Dataset items:

───

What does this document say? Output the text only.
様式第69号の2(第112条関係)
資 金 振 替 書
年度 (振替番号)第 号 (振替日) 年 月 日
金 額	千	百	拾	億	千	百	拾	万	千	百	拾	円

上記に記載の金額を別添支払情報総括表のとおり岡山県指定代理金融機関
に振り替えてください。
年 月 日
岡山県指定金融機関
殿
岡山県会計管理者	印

───

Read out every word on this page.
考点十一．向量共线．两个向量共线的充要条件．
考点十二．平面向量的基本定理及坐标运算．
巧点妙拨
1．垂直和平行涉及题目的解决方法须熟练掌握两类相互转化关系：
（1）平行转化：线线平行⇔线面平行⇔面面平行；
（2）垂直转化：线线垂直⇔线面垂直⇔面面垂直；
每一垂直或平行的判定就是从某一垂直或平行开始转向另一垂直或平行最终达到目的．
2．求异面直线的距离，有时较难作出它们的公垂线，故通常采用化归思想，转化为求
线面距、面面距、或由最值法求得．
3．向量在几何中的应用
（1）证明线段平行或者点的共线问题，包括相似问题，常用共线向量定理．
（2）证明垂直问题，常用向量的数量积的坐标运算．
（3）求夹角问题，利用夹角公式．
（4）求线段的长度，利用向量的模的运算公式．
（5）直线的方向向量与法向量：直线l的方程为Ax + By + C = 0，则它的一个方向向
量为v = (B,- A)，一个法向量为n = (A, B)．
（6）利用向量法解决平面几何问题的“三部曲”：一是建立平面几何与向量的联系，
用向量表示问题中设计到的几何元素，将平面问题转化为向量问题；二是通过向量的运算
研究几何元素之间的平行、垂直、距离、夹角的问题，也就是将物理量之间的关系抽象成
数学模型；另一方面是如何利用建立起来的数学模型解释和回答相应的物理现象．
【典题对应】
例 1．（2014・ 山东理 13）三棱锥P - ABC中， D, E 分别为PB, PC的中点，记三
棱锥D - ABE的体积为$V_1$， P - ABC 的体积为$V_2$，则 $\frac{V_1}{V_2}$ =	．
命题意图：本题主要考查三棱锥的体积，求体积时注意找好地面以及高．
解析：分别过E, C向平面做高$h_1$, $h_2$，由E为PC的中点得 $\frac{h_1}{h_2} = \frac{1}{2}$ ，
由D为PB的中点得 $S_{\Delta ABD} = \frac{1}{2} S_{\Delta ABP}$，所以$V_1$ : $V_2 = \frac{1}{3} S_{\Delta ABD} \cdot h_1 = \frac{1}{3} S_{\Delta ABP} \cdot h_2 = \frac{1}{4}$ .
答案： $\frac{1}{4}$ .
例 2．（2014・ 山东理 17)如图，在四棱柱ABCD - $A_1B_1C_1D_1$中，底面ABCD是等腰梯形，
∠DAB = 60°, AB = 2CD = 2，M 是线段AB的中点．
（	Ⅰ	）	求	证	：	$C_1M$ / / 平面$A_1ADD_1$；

───

### REQUIREMENTS:
Which lines contain "frac"? Copy each of them.

### TASK OUTPUT:
棱锥D - ABE的体积为$V_1$， P - ABC 的体积为$V_2$，则 $\frac{V_1}{V_2}$ =	．
解析：分别过E, C向平面做高$h_1$, $h_2$，由E为PC的中点得 $\frac{h_1}{h_2} = \frac{1}{2}$ ，
由D为PB的中点得 $S_{\Delta ABD} = \frac{1}{2} S_{\Delta ABP}$，所以$V_1$ : $V_2 = \frac{1}{3} S_{\Delta ABD} \cdot h_1 = \frac{1}{3} S_{\Delta ABP} \cdot h_2 = \frac{1}{4}$ .
答案： $\frac{1}{4}$ .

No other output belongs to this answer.